** TO DO **
In the records that follow, locate every line with "信息技术类" and extract it.

** DATA **

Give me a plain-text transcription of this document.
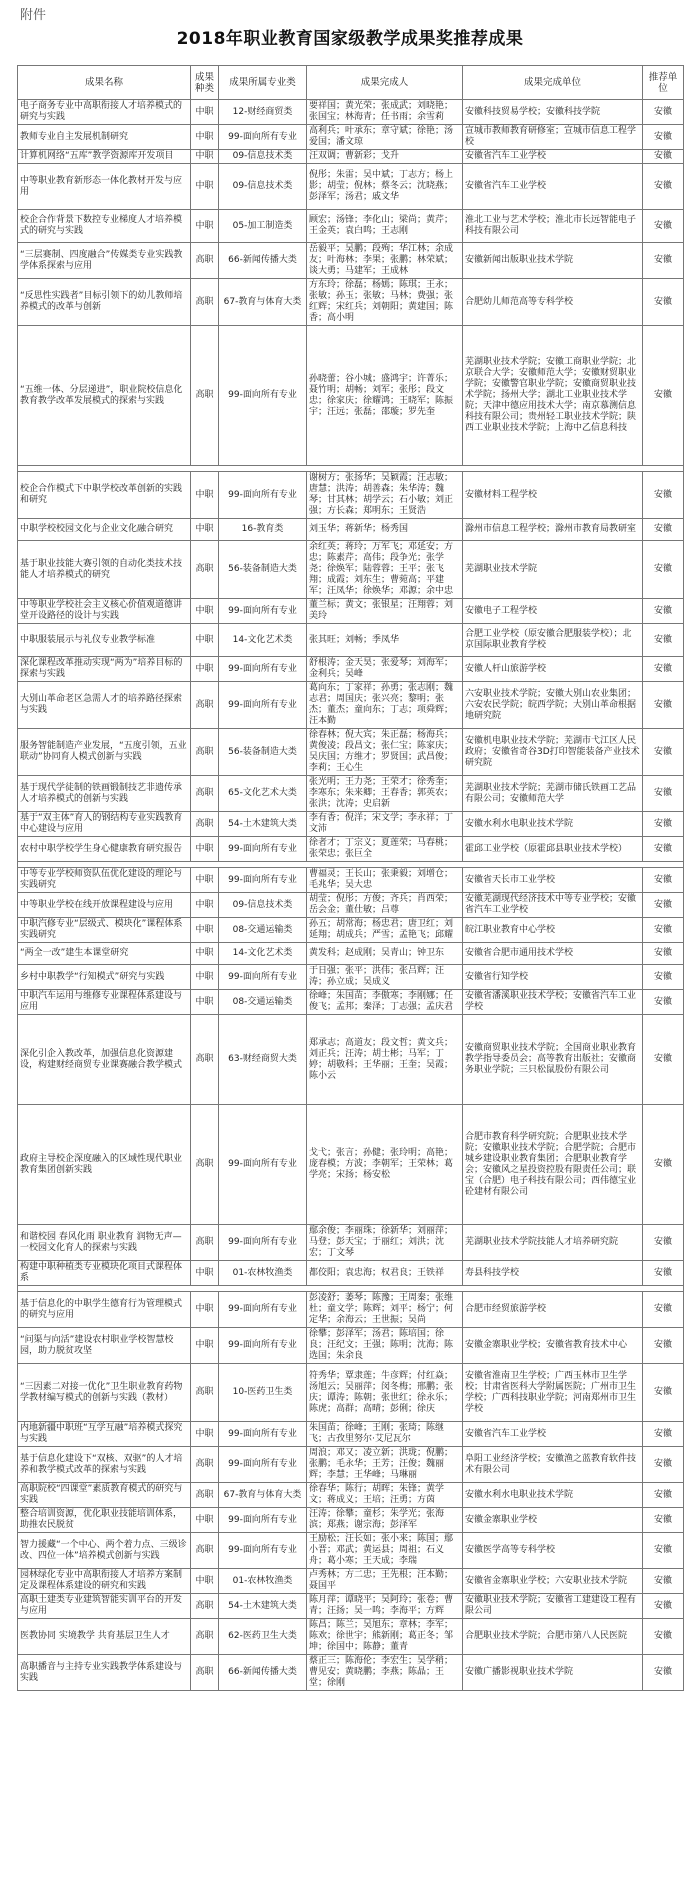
附件
2018年职业教育国家级教学成果奖推荐成果
成果名称	成果种类	成果所属专业类	成果完成人	成果完成单位	推荐单位
电子商务专业中高职衔接人才培养模式的研究与实践	中职	12-财经商贸类	要祥国；黄光荣；张成武；刘晓艳；张国宝；林海青；任书雨；余雪莉	安徽科技贸易学校；安徽科技学院	安徽
教师专业自主发展机制研究	中职	99-面向所有专业	高利兵；叶承东；章守斌；徐艳；汤爱国；潘文琼	宣城市教师教育研修室；宣城市信息工程学校	安徽
计算机网络“五库”教学资源库开发项目	中职	09-信息技术类	汪双调；曹新彩；戈升	安徽省汽车工业学校	安徽
中等职业教育新形态一体化教材开发与应用	中职	09-信息技术类	倪彤；朱雷；吴中斌；丁志方；杨上影；胡莹；倪林；蔡冬云；沈晓燕；彭泽军；汤君；戚文华	安徽省汽车工业学校	安徽
校企合作背景下数控专业梯度人才培养模式的研究与实践	中职	05-加工制造类	顾宏；汤锋；李化山；梁尚；黄芹；王金英；袁白鸣；王志刚	淮北工业与艺术学校；淮北市长远智能电子科技有限公司	安徽
“三层赛制、四度融合”传媒类专业实践教学体系探索与应用	高职	66-新闻传播大类	岳毅平；吴鹏；段殉；华江林；余成友；叶海林；李果；张鹏；林荣斌；谈大勇；马建军；王成林	安徽新闻出版职业技术学院	安徽
“反思性实践者”目标引领下的幼儿教师培养模式的改革与创新	高职	67-教育与体育大类	方东玲；徐磊；杨嫣；陈琪；王永；张敏；孙玉；张敏；马林；费强；张红辉；宋红兵；刘朝阳；黄建国；陈香；高小明	合肥幼儿师范高等专科学校	安徽
“五维一体、分层递进”，职业院校信息化教育教学改革发展模式的探索与实践	高职	99-面向所有专业	孙晓蕾；谷小城；盛鸿宇；许菁乐；聂竹明；胡畅；刘军；张彤；段文忠；徐家庆；徐耀鸿；王晓军；陈振宇；汪远；张磊；邵璇；罗先奎	芜湖职业技术学院；安徽工商职业学院；北京联合大学；安徽师范大学；安徽财贸职业学院；安徽警官职业学院；安徽商贸职业技术学院；扬州大学；湖北工业职业技术学院；天津中德应用技术大学；南京慕测信息科技有限公司；贵州轻工职业技术学院；陕西工业职业技术学院；上海中乙信息科技	安徽

校企合作模式下中职学校改革创新的实践和研究	中职	99-面向所有专业	谢树方；张扬华；吴颖霞；汪志敏；唐慧；洪涛；胡善森；朱华涛；魏琴；甘其林；胡学云；石小敏；刘正强；方长森；郑明东；王贤浩	安徽材料工程学校	安徽
中职学校校园文化与企业文化融合研究	中职	16-教育类	刘玉华；蒋新华；杨秀国	滁州市信息工程学校；滁州市教育局教研室	安徽
基于职业技能大赛引领的自动化类技术技能人才培养模式的研究	高职	56-装备制造大类	余红英；蒋玲；万军飞；邓延安；方忠；陈素芹；高伟；段争光；张学尧；徐焕军；陆蓉蓉；王平；张飞翔；成霞；刘东生；曹菀高；平建军；汪凤华；徐焕华；邓源；余中忠	芜湖职业技术学院	安徽
中等职业学校社会主义核心价值观道德讲堂开设路径的设计与实践	中职	99-面向所有专业	董兰标；黄文；张银星；汪翔蓉；刘美玲	安徽电子工程学校	安徽
中职服装展示与礼仪专业教学标准	中职	14-文化艺术类	张其旺；刘畅；季凤华	合肥工业学校（原安徽合肥服装学校）；北京国际职业教育学校	安徽
深化课程改革推动实现“两为”培养目标的探索与实践	中职	99-面向所有专业	舒根涛；金天昊；张爱琴；刘海军；金利兵；吴峰	安徽人杆山旅游学校	安徽
大别山革命老区急需人才的培养路径探索与实践	高职	99-面向所有专业	葛向东；丁家祥；孙勇；张志刚；魏志君；周国庆；张兴亮；黎明；张杰；董杰；童向东；丁志；项舜辉；汪本勤	六安职业技术学院；安徽大别山农业集团；六安农民学院；皖西学院；大别山革命根据地研究院	安徽
服务智能制造产业发展，“五度引领，五业联动”协同育人模式创新与实践	高职	56-装备制造大类	徐春林；倪大宾；朱正磊；杨海兵；黄俊凌；段昌文；张仁宝；陈家庆；吴庆国；方维才；罗贤国；武昌俊；李莉；王心生	安徽机电职业技术学院；芜湖市弋江区人民政府；安徽省奇谷3D打印智能装备产业技术研究院	安徽
基于现代学徒制的铁画锻制技艺非遗传承人才培养模式的创新与实践	高职	65-文化艺术大类	张光明；王力尧；王荣才；徐秀奎；李寒东；朱来卿；王春香；郭英农；张洪；沈涛；史启新	芜湖职业技术学院；芜湖市储氏铁画工艺品有限公司；安徽师范大学	安徽
基于“双主体”育人的钢结构专业实践教育中心建设与应用	高职	54-土木建筑大类	李有香；倪洋；宋文学；李永祥；丁文沛	安徽水利水电职业技术学院	安徽
农村中职学校学生身心健康教育研究报告	中职	99-面向所有专业	徐者才；丁宗义；夏莲荣；马春桃；张荣忠；张巨全	霍邱工业学校（原霍邱县职业技术学校）	安徽

中等专业学校师资队伍优化建设的理论与实践研究	中职	99-面向所有专业	曹福灵；王长山；张秉毅；刘增仓；毛兆华；吴大忠	安徽省天长市工业学校	安徽
中等职业学校在线开放课程建设与应用	中职	09-信息技术类	胡莹；倪彤；方俊；齐兵；肖西荣；岳会金；董仕敏；吕尊	安徽芜湖现代经济技术中等专业学校；安徽省汽车工业学校	安徽
中职汽修专业“层级式、模块化”课程体系实践研究	中职	08-交通运输类	孙五；胡常海；杨忠君；唐卫红；刘延翔；胡成兵；严雪；孟艳飞；邱耀	皖江职业教育中心学校	安徽
“两全一改”建生本课堂研究	中职	14-文化艺术类	黄发科；赵成刚；吴青山；钟卫东	安徽省合肥市通用技术学校	安徽
乡村中职教学“行知模式”研究与实践	中职	99-面向所有专业	于日强；张平；洪伟；张吕辉；汪涛；孙立成；吴成义	安徽省行知学校	安徽
中职汽车运用与维修专业课程体系建设与应用	中职	08-交通运输类	徐峰；朱国苗；李傲寒；李刚娜；任俊飞；孟邦；秦泽；丁志强；孟庆君	安徽省潘溪职业技术学校；安徽省汽车工业学校	安徽
深化引企入教改革，加强信息化资源建设，构建财经商贸专业课赛融合教学模式	高职	63-财经商贸大类	郑承志；高道友；段文哲；黄文兵；刘正兵；汪涛；胡士彬；马军；丁婷；胡敬科；王华丽；王奎；吴霞；陈小云	安徽商贸职业技术学院；全国商业职业教育教学指导委员会；高等教育出版社；安徽商务职业学院；三只松鼠股份有限公司	安徽
政府主导校企深度融入的区域性现代职业教育集团创新实践	高职	99-面向所有专业	戈弋；张言；孙健；张玲明；高艳；庞春模；方波；李朝军；王荣林；葛学亮；宋扬；杨安松	合肥市教育科学研究院；合肥职业技术学院；安徽职业技术学院；合肥学院；合肥市城乡建设职业教育集团；合肥职业教育学会；安徽风之星投资控股有限责任公司；联宝（合肥）电子科技有限公司；西伟德宝业砼建材有限公司	安徽
和谐校园 春风化雨 职业教育 润物无声—一校园文化育人的探索与实践	高职	99-面向所有专业	鄢余俊；李丽珠；徐新华；刘丽萍；马登；彭天宝；于丽红；刘洪；沈宏；丁文琴	芜湖职业技术学院技能人才培养研究院	安徽
构建中职种植类专业模块化项目式课程体系	中职	01-农林牧渔类	都佼阳；袁忠海；权君良；王铁祥	寿县科技学校	安徽

基于信息化的中职学生德育行为管理模式的研究与应用	中职	99-面向所有专业	彭凌舒；萎琴；陈豫；王周秦；张维杜；童文学；陈辉；刘平；杨宁；何定华；余海云；王世振；吴尚	合肥市经贸旅游学校	安徽
“问渠与向活”建设农村职业学校智慧校园，助力脱贫攻坚	中职	99-面向所有专业	徐攀；彭泽军；汤君；陈培国；徐良；汪纪文；王强；陈明；沈海；陈选国；朱余良	安徽金寨职业学校；安徽省教育技术中心	安徽
“三因素二对接一优化”卫生职业教育药物学教材编写模式的创新与实践（教材）	高职	10-医药卫生类	符秀华；覃隶莲；牛彦辉；付红焱；汤旭云；吴丽萍；闵冬梅；邢鹏；张庆；谭涛；陈朝；张世红；徐永乐；陈虎；高群；高晴；彭俐；徐庆	安徽省淮南卫生学校；广西玉林市卫生学校；甘肃省医科大学附属医院；广州市卫生学校；广西科技职业学院；河南郑州市卫生学校	安徽
内地新疆中职班“互学互融”培养模式探究与实践	中职	99-面向所有专业	朱国苗；徐峰；王刚；张琦；陈继飞；古孜里努尔·艾尼瓦尔	安徽省汽车工业学校	安徽
基于信息化建设下“双核、双驱”的人才培养和教学模式改革的探索与实践	高职	99-面向所有专业	周浪；邓又；凌立新；洪珑；倪鹏；张鹏；毛永华；王芳；汪俊；魏丽辉；李慧；王华峰；马琳丽	阜阳工业经济学校；安徽渔之蓝教育软件技术有限公司	安徽
高职院校“四课堂”素质教育模式的研究与实践	高职	67-教育与体育大类	徐春华；陈行；胡晖；朱锋；黄学文；蒋成义；王培；汪勇；方茵	安徽水利水电职业技术学院	安徽
整合培训资源，优化职业技能培训体系，助推农民脱贫	中职	99-面向所有专业	汪涛；徐攀；童杉；朱学光；张海滨；郑燕；谢宗海；彭泽军	安徽金寨职业学校	安徽
智力援藏“一个中心、两个着力点、三级诊改、四位一体”培养模式创新与实践	高职	99-面向所有专业	王励松；汪长如；张小来；陈国；鄢小晋；邓武；黄运县；周祖；石义舟；葛小寒；王天成；李瑞	安徽医学高等专科学校	安徽
园林绿化专业中高职衔接人才培养方案制定及课程体系建设的研究和实践	中职	01-农林牧渔类	卢秀林；方二忠；王先根；汪本勤；聂国平	安徽省金寨职业学校；六安职业技术学院	安徽
高职土建类专业建筑智能实训平台的开发与应用	高职	54-土木建筑大类	陈月萍；谭晓平；吴阿玲；张卷；曹青；汪扬；吴一鸣；李海平；方辉	安徽职业技术学院；安徽省工建建设工程有限公司	安徽
医教协同 实境教学 共育基层卫生人才	高职	62-医药卫生大类	陈昌；陈兰；吴旭东；章林；李军；陈欢；徐世宇；熊新刚；葛正冬；邹坤；徐国中；陈静；董青	合肥职业技术学院；合肥市第八人民医院	安徽
高职播音与主持专业实践教学体系建设与实践	高职	66-新闻传播大类	蔡正三；陈海伦；李宏生；吴学稍；曹见安；黄晓鹏；李燕；陈晶；王堂；徐刚	安徽广播影视职业技术学院	安徽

** WRITTEN SOLUTION **
计算机网络“五库”教学资源库开发项目	中职	09-信息技术类	汪双调；曹新彩；戈升	安徽省汽车工业学校	安徽
中等职业教育新形态一体化教材开发与应用	中职	09-信息技术类	倪彤；朱雷；吴中斌；丁志方；杨上影；胡莹；倪林；蔡冬云；沈晓燕；彭泽军；汤君；戚文华	安徽省汽车工业学校	安徽
中等职业学校在线开放课程建设与应用	中职	09-信息技术类	胡莹；倪彤；方俊；齐兵；肖西荣；岳会金；董仕敏；吕尊	安徽芜湖现代经济技术中等专业学校；安徽省汽车工业学校	安徽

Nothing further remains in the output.